--- BEGIN ---
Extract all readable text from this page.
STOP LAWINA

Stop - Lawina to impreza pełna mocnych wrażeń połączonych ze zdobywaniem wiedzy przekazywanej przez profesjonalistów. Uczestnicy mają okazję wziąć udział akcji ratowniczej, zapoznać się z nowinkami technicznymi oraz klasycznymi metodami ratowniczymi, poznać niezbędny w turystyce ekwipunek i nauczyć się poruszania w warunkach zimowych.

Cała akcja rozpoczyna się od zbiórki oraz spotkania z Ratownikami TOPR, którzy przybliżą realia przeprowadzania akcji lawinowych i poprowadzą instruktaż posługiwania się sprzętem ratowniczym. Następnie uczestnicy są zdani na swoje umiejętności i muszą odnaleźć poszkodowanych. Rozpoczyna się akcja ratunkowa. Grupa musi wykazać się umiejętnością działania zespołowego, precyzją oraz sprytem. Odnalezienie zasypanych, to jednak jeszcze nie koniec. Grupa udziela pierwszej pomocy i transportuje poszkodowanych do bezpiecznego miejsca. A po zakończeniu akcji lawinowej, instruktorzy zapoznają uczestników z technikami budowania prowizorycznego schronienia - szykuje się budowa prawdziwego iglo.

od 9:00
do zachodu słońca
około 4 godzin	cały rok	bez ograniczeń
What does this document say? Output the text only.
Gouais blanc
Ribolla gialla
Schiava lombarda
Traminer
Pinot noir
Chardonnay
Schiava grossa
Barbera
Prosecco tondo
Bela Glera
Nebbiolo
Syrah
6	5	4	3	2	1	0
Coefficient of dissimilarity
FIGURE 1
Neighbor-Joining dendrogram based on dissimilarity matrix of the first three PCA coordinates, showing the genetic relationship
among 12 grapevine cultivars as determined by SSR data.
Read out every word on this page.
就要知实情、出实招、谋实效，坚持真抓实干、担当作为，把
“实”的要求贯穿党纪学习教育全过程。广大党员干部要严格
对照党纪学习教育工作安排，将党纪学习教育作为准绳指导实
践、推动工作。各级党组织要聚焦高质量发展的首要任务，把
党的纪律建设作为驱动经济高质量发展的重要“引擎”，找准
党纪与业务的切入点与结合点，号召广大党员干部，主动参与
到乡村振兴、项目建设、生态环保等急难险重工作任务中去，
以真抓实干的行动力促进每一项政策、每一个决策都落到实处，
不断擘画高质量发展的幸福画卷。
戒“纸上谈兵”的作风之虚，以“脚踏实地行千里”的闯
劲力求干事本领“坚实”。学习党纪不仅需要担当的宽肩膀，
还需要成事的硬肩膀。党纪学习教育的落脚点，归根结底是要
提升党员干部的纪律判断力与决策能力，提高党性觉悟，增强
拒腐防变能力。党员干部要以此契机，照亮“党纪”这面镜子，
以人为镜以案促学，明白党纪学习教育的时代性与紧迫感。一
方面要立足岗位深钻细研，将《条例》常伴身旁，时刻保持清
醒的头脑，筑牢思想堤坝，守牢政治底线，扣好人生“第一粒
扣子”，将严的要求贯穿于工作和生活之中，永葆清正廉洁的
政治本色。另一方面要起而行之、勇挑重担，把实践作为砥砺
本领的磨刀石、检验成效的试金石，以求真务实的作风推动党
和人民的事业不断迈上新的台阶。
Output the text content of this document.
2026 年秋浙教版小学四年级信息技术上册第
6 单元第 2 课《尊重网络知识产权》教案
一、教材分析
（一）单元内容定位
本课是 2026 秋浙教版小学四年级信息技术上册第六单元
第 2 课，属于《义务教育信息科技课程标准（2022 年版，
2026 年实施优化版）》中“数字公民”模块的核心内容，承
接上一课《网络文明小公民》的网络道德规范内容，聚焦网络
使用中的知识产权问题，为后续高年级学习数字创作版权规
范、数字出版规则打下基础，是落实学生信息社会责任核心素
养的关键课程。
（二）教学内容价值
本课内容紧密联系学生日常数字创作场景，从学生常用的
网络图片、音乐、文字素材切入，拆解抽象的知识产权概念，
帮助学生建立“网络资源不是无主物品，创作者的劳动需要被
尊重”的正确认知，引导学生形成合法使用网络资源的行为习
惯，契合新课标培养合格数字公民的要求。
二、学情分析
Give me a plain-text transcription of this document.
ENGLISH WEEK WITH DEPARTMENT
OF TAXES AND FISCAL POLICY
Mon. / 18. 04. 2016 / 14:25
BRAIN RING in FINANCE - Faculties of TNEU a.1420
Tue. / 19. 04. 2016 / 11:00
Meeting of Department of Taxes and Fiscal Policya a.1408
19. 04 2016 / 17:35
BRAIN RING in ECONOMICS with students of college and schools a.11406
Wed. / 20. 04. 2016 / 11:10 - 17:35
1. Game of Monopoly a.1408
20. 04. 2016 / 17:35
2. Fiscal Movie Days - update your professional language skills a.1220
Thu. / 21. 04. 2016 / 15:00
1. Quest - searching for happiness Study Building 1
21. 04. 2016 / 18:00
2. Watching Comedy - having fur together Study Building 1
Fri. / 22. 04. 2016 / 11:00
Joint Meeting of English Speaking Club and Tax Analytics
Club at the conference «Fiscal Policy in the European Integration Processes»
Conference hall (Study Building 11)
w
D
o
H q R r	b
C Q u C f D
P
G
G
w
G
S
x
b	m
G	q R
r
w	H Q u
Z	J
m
--- END ---
Isolate each line of the listing above that includes "BRAIN". Copy it.

**ANSWER FOR THE TASK**
BRAIN RING in FINANCE - Faculties of TNEU a.1420
BRAIN RING in ECONOMICS with students of college and schools a.11406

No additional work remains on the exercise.